• [GIVEN EXERCISE]
In the material below, find all lines with the string "data" and copy them.
►
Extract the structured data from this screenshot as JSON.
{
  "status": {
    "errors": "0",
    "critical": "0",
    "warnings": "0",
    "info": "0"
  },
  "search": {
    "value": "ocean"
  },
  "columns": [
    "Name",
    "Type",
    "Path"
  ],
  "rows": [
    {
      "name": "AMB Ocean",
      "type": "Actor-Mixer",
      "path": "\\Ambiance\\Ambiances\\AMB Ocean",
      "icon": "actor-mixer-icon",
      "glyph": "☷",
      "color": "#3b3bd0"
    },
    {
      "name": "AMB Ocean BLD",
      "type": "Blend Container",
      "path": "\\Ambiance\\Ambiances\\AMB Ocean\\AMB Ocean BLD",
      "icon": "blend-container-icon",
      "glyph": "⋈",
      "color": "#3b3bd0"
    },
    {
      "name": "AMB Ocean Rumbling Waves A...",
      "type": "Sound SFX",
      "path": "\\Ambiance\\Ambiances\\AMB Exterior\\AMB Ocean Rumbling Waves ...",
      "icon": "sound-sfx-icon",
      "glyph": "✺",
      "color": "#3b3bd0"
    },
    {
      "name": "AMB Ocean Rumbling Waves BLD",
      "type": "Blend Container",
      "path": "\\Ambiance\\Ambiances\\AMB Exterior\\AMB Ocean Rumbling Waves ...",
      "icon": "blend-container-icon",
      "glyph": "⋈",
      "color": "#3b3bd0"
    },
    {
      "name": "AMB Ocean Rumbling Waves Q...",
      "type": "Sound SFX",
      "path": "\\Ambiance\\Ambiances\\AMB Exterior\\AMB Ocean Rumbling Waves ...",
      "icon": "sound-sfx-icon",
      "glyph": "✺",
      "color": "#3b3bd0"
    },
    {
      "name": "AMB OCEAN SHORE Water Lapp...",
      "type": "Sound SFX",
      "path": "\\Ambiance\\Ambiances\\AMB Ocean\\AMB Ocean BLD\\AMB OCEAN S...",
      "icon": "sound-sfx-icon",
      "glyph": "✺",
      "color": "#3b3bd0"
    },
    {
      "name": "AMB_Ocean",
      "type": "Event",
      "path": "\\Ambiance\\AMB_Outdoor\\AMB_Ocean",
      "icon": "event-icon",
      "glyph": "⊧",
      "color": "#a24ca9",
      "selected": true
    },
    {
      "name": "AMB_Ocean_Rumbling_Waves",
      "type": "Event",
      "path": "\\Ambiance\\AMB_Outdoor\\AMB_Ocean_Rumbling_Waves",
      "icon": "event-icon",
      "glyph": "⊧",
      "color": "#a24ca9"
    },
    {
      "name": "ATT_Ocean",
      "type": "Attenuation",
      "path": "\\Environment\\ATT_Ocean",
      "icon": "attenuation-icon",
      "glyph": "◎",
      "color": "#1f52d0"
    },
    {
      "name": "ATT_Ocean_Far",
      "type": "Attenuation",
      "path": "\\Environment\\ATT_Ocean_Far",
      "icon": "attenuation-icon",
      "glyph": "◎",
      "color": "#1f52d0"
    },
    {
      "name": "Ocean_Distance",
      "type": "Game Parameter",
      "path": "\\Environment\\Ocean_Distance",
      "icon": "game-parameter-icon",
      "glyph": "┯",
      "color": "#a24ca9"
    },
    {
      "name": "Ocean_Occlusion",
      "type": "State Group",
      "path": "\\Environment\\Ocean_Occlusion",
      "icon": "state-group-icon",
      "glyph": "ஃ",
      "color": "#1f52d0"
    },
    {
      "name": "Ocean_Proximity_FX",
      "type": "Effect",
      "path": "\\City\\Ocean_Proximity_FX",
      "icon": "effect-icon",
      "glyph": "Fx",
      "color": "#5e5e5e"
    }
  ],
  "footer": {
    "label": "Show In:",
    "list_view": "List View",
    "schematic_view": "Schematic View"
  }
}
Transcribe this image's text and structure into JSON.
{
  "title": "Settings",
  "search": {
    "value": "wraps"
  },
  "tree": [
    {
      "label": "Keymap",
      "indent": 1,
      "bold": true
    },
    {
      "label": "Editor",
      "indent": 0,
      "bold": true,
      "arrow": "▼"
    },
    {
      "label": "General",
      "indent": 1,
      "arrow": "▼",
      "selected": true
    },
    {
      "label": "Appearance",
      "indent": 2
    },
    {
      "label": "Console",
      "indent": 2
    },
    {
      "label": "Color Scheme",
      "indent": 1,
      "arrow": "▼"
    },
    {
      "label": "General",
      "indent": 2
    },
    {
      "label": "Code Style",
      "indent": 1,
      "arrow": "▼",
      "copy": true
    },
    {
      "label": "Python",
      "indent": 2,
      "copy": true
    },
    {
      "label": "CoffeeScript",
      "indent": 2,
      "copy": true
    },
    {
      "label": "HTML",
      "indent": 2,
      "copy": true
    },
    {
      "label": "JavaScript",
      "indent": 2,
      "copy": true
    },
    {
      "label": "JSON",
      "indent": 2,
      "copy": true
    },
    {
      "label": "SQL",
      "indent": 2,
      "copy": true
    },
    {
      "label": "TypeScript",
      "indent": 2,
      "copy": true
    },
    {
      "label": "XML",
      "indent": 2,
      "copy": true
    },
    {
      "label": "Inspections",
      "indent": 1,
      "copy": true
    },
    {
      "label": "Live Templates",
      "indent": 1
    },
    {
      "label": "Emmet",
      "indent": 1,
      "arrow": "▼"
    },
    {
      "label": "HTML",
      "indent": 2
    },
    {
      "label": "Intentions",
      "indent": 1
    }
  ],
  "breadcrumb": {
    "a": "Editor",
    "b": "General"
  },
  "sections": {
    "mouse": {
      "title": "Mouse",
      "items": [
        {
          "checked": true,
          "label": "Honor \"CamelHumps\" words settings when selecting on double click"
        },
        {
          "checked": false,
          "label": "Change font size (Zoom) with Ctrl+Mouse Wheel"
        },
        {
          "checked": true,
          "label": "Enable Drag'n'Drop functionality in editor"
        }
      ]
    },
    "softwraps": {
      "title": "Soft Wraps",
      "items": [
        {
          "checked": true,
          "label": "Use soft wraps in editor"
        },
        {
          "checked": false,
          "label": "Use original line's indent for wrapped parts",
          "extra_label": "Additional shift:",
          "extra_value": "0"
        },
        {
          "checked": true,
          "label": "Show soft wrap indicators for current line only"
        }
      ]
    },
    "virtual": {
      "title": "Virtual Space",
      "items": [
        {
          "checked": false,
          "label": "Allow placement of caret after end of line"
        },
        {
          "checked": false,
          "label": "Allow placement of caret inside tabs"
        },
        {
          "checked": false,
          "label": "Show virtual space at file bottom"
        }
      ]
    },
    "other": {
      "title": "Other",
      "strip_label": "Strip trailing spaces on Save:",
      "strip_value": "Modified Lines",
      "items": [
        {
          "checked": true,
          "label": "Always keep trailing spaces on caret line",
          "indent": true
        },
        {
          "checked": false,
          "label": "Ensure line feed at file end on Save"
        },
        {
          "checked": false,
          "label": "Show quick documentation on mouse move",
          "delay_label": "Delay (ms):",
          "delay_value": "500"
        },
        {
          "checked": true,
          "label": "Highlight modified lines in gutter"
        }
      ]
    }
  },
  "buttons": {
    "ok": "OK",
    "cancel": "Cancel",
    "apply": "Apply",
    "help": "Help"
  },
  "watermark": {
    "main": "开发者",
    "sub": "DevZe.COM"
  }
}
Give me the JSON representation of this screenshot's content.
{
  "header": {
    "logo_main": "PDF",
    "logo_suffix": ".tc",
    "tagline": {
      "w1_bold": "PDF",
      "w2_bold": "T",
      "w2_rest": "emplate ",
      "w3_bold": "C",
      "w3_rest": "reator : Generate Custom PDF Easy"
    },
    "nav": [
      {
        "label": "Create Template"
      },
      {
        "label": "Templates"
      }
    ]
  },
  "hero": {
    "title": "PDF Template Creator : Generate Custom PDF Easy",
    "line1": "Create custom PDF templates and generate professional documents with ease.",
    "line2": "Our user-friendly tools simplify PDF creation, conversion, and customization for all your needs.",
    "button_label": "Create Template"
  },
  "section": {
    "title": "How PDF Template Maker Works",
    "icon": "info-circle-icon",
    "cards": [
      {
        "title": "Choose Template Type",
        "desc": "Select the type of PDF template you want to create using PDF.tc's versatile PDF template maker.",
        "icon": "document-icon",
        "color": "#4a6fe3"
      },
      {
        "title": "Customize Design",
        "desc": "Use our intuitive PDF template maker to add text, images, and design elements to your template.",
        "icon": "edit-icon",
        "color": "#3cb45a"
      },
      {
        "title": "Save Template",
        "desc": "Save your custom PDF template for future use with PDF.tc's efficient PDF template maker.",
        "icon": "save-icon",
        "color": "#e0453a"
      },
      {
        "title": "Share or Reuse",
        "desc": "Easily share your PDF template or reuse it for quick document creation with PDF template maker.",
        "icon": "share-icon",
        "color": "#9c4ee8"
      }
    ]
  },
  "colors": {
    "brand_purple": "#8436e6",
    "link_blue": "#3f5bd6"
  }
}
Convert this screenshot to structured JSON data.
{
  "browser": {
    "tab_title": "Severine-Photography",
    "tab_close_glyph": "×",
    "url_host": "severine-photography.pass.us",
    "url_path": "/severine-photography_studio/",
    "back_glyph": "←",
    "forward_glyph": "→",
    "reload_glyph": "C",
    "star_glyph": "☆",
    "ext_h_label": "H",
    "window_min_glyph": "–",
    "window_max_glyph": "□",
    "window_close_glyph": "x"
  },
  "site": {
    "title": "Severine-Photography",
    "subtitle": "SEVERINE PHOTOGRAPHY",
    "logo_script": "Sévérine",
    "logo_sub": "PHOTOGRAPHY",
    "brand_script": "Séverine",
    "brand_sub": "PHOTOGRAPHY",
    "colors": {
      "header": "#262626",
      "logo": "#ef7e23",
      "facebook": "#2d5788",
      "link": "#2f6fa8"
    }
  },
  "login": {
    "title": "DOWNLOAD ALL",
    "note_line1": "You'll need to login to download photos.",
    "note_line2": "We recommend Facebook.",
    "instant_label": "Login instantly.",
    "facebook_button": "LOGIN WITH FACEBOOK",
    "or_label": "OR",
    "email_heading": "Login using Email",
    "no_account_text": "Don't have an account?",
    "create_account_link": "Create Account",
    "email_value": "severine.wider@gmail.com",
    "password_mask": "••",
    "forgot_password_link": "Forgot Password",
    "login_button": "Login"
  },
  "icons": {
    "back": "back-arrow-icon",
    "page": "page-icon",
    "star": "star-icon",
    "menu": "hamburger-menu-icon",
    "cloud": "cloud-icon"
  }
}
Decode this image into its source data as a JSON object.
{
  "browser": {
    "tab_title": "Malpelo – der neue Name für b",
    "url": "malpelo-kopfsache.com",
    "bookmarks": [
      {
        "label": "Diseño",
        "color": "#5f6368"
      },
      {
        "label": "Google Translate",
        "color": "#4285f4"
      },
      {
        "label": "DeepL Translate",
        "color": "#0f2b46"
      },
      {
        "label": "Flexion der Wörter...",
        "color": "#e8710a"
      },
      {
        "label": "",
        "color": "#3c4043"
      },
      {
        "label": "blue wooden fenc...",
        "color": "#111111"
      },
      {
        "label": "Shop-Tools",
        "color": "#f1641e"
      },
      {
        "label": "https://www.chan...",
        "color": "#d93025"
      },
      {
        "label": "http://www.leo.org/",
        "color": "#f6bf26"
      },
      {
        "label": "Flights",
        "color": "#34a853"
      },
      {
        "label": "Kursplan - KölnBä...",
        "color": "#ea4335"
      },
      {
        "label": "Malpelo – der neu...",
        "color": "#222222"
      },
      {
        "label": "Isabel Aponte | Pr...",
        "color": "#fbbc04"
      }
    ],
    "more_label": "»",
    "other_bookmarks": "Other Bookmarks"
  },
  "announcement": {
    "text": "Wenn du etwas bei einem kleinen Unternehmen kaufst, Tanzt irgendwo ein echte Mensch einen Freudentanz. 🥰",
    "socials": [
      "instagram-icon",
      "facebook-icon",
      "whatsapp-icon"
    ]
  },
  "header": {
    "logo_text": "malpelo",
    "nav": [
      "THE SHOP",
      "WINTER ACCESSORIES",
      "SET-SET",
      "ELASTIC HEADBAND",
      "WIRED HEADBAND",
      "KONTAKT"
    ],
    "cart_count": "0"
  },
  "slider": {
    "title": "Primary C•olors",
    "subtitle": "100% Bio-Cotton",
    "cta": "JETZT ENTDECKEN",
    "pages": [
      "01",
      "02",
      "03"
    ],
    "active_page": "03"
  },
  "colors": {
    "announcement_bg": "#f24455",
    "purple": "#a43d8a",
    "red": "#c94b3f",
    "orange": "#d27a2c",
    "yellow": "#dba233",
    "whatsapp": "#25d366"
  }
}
◄
• [ANSWER TO THE PROBLEM]
Extract the structured data from this screenshot as JSON.
Convert this screenshot to structured JSON data.
Decode this image into its source data as a JSON object.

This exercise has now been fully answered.